# The task
For every line in the records that has the word "dewpt", make a copy.

## start Record excerpts

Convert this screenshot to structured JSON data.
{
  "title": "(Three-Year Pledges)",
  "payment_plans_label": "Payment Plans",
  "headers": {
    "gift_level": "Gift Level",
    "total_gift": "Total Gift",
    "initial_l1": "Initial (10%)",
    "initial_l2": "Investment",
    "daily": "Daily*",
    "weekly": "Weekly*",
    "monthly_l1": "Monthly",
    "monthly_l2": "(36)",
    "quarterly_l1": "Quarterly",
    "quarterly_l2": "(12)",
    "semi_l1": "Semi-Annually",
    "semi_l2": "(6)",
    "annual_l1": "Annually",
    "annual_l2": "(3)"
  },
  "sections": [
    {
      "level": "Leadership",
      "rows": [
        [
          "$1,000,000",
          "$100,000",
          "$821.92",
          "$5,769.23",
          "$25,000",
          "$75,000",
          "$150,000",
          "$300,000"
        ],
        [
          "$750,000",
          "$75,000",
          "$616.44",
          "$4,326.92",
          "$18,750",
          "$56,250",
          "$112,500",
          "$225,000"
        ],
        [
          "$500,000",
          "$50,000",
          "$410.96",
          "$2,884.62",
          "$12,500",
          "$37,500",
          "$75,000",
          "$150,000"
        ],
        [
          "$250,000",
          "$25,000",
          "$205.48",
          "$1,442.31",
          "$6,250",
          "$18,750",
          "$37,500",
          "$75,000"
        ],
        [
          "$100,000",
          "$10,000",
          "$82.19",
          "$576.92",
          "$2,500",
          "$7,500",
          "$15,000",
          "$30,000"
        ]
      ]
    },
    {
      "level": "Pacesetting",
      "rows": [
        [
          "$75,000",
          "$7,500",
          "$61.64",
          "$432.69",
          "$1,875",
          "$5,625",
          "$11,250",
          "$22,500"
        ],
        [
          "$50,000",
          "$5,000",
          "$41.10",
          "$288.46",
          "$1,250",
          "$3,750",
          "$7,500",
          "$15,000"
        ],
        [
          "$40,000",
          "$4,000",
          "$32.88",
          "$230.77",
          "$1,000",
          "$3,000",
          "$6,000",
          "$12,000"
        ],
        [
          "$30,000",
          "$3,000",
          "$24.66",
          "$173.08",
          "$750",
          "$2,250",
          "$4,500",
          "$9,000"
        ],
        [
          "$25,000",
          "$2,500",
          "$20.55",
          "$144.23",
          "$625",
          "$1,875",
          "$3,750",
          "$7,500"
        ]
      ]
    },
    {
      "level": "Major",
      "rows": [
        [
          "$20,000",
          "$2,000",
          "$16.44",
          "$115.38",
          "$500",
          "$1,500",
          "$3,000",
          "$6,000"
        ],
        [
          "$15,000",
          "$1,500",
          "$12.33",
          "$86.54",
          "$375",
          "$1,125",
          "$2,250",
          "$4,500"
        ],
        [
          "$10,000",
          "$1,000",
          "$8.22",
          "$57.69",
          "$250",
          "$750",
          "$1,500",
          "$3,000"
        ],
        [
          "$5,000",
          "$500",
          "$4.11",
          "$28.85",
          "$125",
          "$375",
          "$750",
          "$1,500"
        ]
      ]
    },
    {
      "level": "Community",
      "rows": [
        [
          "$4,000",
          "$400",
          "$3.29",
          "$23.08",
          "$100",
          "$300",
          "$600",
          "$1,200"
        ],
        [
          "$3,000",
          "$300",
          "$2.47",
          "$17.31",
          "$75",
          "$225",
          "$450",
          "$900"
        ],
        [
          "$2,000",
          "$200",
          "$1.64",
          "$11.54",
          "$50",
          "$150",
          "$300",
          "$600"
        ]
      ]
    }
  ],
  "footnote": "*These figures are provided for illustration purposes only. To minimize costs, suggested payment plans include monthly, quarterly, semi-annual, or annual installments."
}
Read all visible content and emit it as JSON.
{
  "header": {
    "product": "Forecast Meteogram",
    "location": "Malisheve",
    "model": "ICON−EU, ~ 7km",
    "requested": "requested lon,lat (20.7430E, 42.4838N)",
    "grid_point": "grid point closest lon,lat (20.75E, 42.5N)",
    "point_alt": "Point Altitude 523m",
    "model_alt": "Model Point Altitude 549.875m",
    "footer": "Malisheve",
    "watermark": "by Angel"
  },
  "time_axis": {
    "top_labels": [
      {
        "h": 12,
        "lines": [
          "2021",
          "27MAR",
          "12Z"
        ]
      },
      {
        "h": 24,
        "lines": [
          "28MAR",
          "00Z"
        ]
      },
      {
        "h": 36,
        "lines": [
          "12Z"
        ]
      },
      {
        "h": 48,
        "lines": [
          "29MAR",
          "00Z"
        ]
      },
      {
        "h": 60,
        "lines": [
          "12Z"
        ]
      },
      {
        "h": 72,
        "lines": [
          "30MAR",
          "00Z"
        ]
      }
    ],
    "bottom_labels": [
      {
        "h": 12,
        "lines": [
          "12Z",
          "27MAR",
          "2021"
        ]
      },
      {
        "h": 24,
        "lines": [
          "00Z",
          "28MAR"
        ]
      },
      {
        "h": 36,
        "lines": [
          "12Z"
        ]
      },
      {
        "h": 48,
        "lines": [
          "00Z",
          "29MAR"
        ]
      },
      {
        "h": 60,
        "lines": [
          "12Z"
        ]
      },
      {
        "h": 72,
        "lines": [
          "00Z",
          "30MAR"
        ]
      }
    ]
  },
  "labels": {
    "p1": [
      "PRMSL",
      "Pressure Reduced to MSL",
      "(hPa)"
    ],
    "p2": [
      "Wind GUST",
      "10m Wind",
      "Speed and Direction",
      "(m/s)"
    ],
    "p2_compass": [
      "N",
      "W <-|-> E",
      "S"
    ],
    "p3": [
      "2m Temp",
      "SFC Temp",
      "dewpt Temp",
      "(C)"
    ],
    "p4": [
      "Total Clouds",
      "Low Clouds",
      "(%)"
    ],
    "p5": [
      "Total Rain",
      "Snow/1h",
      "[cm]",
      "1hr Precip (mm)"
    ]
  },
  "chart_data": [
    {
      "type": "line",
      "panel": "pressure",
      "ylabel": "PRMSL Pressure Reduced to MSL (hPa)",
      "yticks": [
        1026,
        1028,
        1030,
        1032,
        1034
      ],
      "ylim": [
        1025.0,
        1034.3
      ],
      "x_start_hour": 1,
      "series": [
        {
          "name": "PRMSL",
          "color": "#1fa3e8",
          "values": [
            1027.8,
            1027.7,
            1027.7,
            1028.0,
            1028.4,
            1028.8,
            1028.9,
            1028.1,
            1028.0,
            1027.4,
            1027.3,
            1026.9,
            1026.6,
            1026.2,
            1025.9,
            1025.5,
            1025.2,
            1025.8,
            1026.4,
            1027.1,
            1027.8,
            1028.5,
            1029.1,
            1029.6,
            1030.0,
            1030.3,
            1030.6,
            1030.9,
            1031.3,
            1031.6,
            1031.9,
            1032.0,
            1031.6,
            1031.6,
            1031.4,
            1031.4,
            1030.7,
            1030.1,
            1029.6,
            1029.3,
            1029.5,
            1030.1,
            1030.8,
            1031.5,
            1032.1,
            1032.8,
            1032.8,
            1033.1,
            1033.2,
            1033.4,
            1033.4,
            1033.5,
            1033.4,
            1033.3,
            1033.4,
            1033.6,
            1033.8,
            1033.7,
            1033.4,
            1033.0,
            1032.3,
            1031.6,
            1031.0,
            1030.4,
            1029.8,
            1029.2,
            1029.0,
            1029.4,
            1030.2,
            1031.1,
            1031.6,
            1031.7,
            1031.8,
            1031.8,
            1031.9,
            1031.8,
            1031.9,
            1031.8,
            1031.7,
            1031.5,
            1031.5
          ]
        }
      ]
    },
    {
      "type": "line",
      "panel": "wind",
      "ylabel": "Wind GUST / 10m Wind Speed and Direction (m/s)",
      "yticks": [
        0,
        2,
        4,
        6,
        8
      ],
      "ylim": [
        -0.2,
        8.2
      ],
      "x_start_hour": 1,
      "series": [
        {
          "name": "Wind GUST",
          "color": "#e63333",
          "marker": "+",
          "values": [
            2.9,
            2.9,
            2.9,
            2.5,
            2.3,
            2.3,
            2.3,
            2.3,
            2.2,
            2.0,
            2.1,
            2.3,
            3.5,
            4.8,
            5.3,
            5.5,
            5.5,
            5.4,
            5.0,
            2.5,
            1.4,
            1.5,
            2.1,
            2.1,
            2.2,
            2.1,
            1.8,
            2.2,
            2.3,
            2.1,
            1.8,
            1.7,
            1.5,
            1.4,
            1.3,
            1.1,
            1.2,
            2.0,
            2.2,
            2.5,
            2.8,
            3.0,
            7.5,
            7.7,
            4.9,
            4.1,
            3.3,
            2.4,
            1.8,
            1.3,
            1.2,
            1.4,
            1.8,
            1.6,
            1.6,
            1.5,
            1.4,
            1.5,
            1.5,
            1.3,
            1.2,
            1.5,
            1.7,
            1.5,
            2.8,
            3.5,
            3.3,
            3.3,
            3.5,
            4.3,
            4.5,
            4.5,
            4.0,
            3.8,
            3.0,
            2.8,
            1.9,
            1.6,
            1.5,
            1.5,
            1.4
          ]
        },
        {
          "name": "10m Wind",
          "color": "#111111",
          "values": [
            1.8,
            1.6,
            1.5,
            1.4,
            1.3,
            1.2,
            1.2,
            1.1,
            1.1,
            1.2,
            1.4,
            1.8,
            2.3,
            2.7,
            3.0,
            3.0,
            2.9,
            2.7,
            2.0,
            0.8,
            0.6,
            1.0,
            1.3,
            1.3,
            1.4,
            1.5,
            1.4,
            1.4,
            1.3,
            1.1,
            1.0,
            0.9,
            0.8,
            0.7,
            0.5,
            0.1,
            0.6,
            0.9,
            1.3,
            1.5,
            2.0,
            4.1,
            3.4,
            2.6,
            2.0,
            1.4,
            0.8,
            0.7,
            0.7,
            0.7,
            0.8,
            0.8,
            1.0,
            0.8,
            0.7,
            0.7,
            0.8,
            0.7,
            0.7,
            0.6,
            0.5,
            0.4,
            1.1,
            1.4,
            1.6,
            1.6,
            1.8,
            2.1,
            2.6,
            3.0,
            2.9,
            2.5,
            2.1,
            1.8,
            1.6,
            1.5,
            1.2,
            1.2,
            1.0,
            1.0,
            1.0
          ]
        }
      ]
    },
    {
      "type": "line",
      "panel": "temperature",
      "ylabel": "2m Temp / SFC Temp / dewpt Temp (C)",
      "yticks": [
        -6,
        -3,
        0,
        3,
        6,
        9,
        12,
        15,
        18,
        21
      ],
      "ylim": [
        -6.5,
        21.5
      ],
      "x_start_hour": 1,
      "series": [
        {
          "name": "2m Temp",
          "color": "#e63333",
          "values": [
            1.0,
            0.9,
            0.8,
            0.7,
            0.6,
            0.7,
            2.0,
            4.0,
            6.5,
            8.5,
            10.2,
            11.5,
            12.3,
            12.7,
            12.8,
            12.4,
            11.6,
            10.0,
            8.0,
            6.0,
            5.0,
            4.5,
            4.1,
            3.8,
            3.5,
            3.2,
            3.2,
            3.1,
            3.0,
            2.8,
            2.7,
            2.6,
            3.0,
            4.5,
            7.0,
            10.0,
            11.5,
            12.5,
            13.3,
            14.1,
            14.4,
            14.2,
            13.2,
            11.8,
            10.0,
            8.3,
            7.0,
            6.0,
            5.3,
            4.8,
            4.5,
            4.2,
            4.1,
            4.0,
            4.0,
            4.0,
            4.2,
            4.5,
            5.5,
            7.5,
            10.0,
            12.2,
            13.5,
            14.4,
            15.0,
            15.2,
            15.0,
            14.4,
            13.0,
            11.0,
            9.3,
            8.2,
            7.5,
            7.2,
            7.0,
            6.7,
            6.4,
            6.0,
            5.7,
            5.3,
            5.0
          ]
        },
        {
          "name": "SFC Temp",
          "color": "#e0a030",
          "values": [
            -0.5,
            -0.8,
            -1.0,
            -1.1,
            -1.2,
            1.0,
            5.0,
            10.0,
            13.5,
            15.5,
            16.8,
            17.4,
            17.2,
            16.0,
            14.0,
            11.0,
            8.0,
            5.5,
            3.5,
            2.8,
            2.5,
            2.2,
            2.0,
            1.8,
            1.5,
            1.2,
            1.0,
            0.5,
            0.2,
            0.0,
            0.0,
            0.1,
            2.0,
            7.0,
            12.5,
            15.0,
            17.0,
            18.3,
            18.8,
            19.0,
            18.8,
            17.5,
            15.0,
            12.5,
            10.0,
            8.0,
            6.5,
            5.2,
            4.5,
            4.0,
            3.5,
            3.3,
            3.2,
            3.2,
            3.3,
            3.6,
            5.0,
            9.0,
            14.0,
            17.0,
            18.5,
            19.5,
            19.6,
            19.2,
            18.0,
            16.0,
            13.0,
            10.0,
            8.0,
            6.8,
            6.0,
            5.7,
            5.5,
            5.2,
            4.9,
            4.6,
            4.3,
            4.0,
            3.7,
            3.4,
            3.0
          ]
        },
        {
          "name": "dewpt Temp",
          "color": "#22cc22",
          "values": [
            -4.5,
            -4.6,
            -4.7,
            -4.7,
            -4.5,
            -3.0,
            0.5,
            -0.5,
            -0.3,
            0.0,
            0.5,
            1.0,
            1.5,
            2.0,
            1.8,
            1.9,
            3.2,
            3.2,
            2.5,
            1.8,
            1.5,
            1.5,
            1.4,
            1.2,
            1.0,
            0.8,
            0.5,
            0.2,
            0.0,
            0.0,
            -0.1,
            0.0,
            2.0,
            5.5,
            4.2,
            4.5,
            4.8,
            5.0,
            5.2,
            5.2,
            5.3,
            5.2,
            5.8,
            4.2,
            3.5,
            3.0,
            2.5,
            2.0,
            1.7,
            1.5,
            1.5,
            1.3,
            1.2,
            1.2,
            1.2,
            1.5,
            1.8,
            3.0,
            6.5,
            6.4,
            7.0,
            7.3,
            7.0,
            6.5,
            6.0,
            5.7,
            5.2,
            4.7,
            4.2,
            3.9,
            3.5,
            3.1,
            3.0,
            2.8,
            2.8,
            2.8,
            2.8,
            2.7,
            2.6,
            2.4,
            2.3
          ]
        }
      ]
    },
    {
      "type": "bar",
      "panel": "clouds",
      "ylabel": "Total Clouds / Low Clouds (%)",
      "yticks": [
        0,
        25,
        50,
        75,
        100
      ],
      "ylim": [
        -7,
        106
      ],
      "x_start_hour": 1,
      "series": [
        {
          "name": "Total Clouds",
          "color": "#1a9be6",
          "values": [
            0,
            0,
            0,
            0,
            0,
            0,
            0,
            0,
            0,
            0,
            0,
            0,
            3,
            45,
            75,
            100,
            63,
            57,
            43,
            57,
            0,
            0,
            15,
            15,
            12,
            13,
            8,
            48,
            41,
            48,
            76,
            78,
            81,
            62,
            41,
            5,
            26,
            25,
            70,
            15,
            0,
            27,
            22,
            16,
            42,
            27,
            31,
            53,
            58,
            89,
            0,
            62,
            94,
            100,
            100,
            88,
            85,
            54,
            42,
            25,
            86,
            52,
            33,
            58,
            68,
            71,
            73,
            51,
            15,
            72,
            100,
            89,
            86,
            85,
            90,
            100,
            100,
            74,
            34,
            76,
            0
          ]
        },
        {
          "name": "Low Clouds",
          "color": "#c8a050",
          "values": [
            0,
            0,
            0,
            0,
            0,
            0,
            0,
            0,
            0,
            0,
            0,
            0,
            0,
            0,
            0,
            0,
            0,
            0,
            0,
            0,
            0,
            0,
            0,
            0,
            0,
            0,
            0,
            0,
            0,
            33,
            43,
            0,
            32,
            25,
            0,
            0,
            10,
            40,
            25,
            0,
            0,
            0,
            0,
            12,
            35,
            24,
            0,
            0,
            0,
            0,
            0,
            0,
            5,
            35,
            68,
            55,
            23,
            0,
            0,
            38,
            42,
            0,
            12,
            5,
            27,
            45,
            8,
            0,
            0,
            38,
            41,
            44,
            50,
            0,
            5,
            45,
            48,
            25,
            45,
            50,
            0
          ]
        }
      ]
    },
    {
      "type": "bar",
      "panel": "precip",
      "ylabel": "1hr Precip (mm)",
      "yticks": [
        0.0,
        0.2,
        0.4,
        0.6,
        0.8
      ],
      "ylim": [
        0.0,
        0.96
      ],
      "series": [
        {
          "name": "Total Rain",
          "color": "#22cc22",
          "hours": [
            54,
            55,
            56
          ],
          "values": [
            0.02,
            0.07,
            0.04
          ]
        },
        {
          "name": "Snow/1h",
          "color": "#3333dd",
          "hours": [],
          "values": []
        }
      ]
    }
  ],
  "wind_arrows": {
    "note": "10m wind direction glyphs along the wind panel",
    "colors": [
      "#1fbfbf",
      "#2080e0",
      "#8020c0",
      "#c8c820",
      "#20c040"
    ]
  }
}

## end Record excerpts

# Solution for this task
      "dewpt Temp",
      "ylabel": "2m Temp / SFC Temp / dewpt Temp (C)",
          "name": "dewpt Temp",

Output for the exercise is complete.